§ What is expected
Your answer needs to include each line of the records in which the string "screenshot" can be found.

§ Data supplied
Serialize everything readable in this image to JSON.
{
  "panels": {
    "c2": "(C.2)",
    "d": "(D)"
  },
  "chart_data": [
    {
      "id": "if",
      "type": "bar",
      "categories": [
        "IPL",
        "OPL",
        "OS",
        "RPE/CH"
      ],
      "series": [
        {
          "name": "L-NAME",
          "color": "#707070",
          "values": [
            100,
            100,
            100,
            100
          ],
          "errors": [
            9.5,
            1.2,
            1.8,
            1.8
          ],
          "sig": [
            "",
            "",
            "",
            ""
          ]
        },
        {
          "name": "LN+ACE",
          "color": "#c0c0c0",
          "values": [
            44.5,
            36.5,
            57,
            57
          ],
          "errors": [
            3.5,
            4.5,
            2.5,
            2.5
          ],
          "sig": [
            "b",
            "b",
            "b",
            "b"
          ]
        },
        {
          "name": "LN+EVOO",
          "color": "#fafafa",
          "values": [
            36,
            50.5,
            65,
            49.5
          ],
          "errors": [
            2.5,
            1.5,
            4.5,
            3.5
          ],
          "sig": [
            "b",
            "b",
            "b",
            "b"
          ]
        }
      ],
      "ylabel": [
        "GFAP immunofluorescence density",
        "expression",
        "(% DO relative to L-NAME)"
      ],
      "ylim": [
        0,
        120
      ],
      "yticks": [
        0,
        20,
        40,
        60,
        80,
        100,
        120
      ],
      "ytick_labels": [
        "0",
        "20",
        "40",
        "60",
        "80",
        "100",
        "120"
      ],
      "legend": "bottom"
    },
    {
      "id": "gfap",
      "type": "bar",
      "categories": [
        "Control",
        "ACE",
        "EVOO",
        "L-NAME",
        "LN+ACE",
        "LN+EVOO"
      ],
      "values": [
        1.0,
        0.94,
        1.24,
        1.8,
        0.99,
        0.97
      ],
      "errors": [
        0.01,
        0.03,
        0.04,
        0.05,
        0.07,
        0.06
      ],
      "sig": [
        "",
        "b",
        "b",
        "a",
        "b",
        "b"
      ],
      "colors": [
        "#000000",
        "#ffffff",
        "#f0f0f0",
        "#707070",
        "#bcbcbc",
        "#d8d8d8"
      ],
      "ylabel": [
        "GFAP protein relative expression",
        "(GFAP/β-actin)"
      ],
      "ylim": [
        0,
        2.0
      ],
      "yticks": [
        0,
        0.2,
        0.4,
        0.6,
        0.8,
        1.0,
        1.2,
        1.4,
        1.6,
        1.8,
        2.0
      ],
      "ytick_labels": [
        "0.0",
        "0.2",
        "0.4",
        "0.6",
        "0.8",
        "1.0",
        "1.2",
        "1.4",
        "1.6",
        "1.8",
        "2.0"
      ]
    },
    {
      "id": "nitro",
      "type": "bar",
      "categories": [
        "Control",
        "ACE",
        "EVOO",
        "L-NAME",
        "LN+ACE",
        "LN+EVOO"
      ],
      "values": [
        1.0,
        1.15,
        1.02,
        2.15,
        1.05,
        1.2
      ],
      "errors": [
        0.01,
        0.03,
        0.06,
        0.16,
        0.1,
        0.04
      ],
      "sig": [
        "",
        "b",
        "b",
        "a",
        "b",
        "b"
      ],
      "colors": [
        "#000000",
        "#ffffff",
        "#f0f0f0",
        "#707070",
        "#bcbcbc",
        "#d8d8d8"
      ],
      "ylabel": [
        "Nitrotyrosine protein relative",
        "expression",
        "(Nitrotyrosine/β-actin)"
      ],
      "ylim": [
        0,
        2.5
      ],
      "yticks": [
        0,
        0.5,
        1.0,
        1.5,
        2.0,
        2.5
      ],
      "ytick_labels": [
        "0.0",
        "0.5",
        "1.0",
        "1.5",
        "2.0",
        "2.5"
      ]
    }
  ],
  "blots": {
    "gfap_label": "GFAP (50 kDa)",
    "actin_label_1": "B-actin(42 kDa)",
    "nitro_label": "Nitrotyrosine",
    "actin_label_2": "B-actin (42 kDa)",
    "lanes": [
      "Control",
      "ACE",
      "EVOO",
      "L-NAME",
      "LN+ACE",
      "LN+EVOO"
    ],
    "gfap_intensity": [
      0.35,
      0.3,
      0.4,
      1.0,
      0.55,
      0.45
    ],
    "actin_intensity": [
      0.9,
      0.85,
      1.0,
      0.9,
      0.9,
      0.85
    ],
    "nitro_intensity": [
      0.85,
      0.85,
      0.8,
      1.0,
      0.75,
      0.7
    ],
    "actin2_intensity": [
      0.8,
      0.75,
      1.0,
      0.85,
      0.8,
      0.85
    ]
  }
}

---

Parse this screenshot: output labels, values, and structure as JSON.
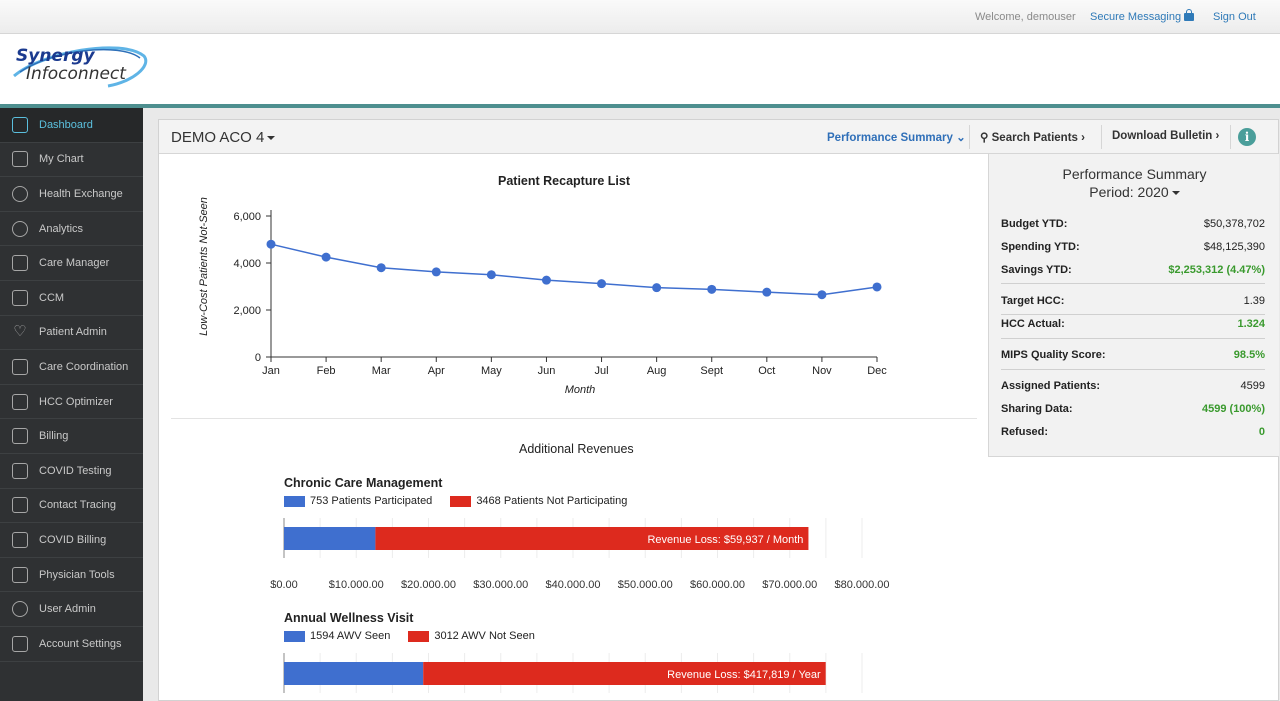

...

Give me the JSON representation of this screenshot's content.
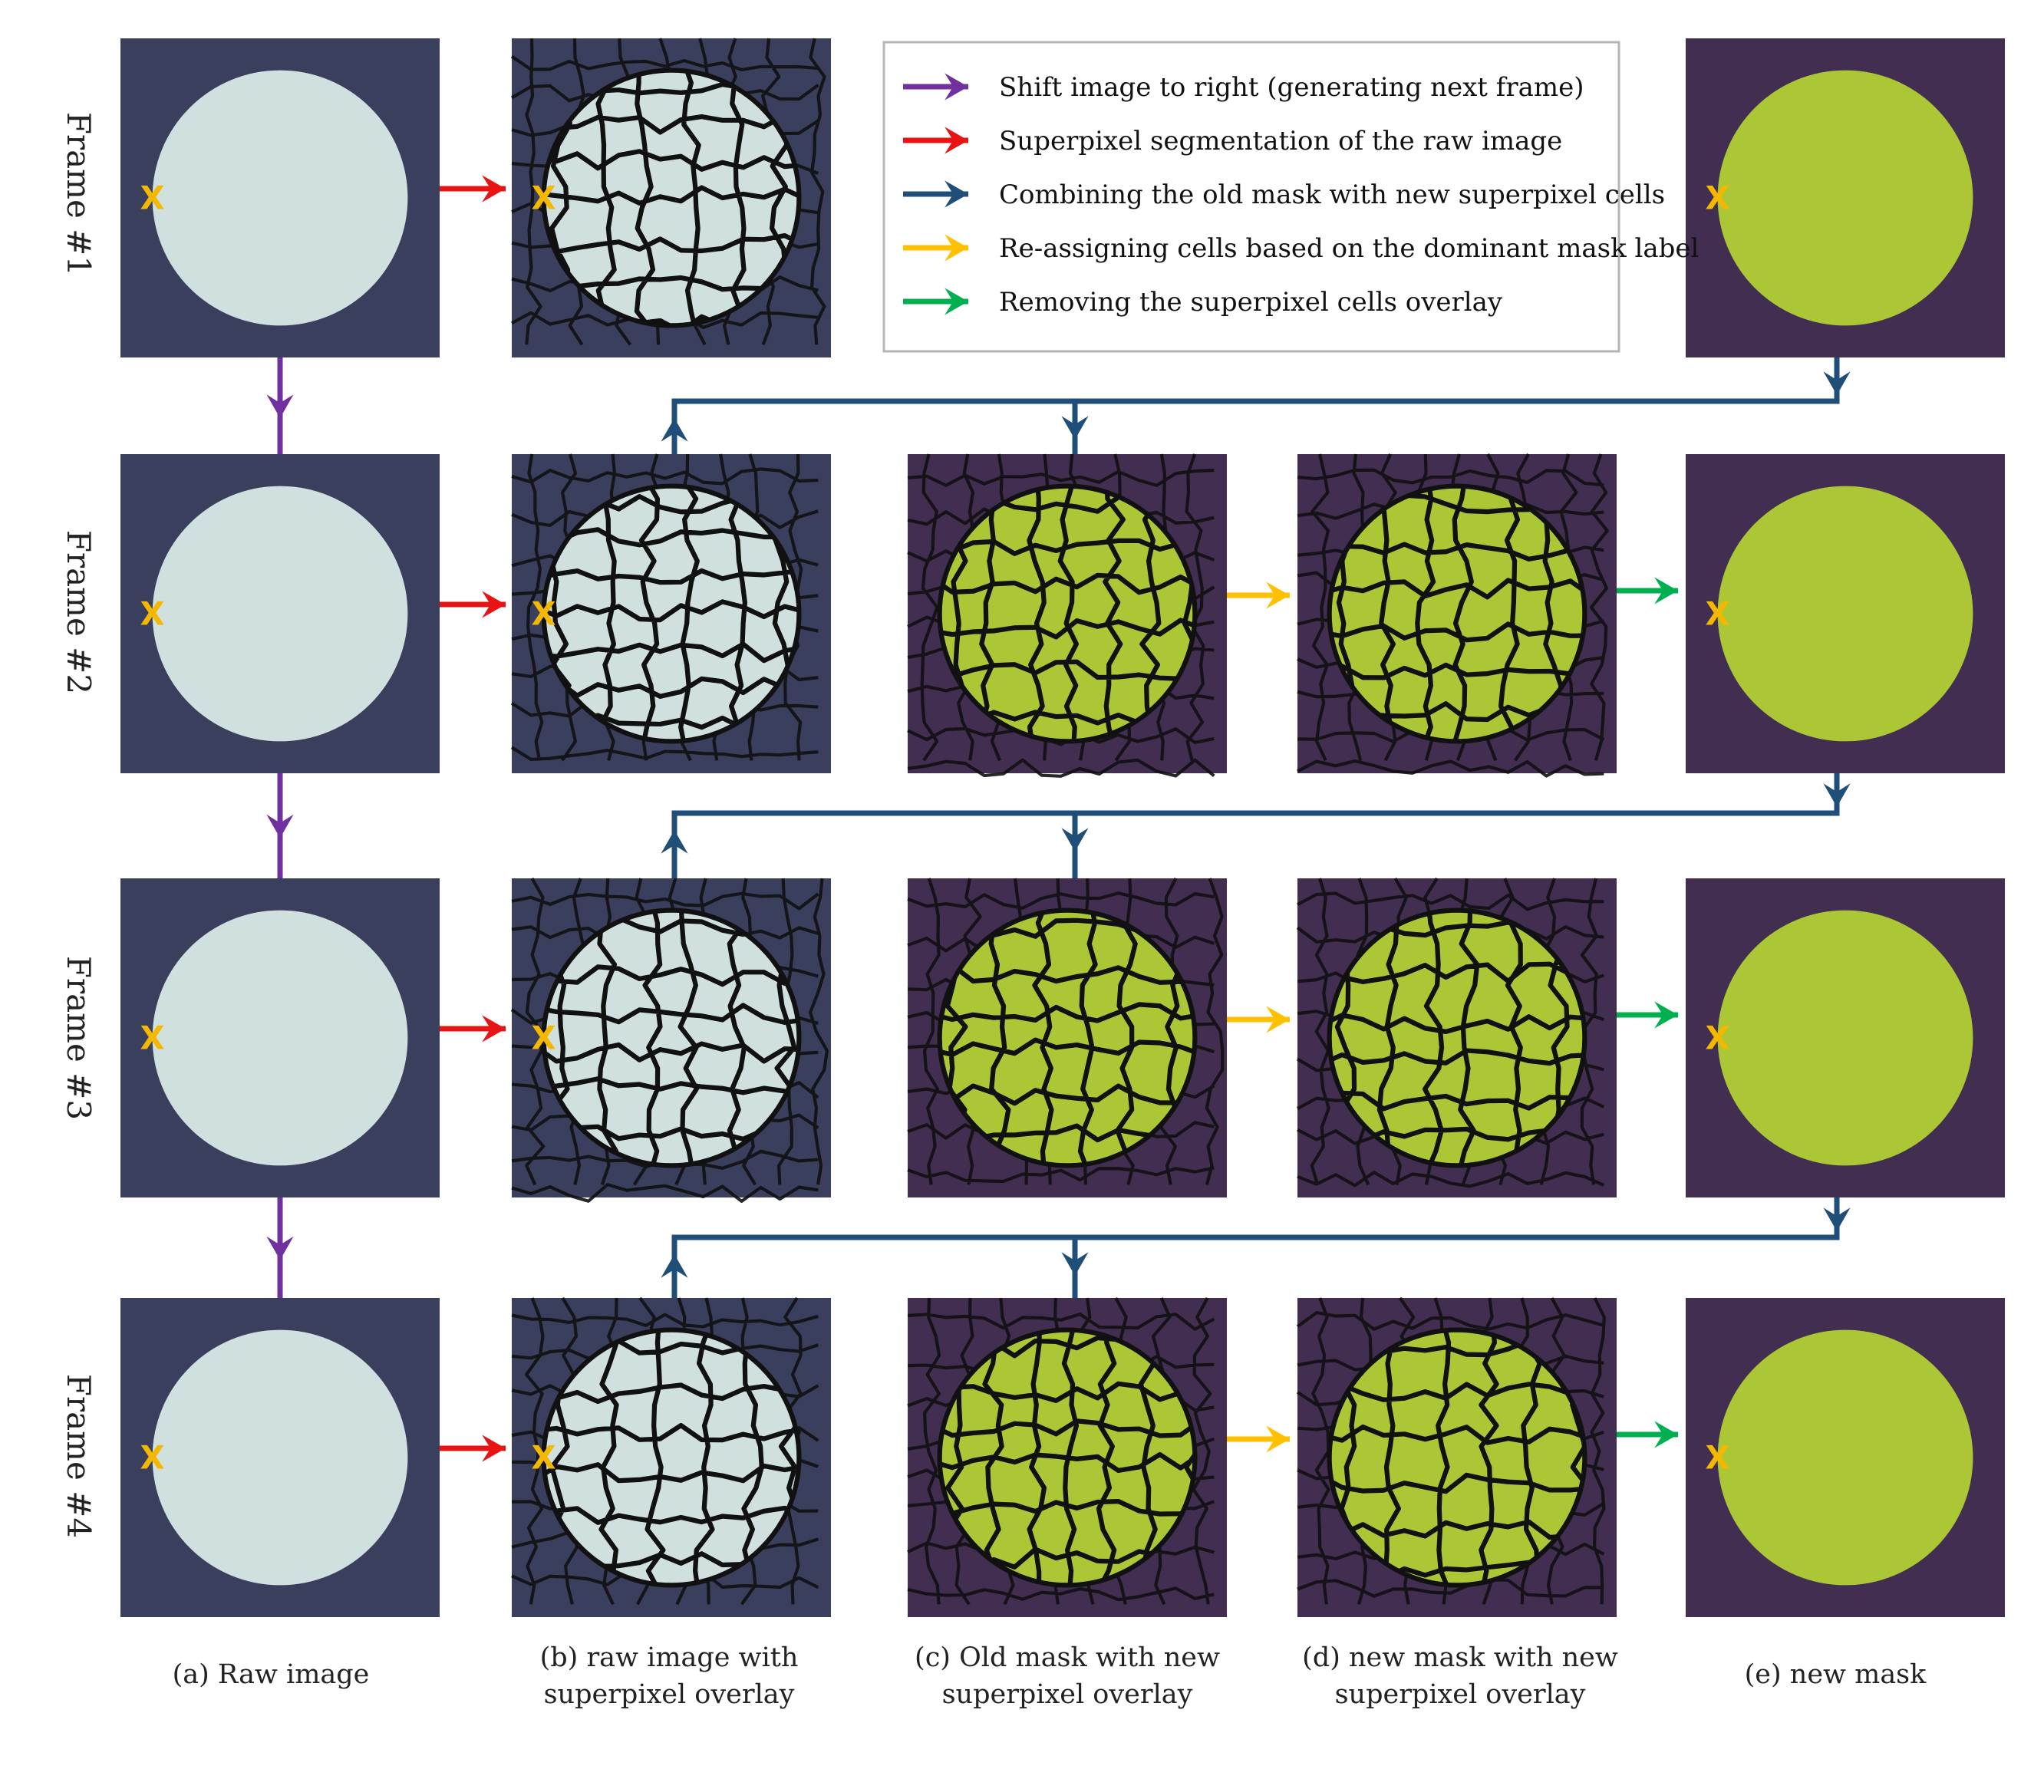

§ Output
Parse this screenshot: output labels, values, and structure as JSON.
Give me the JSON representation of this screenshot's content.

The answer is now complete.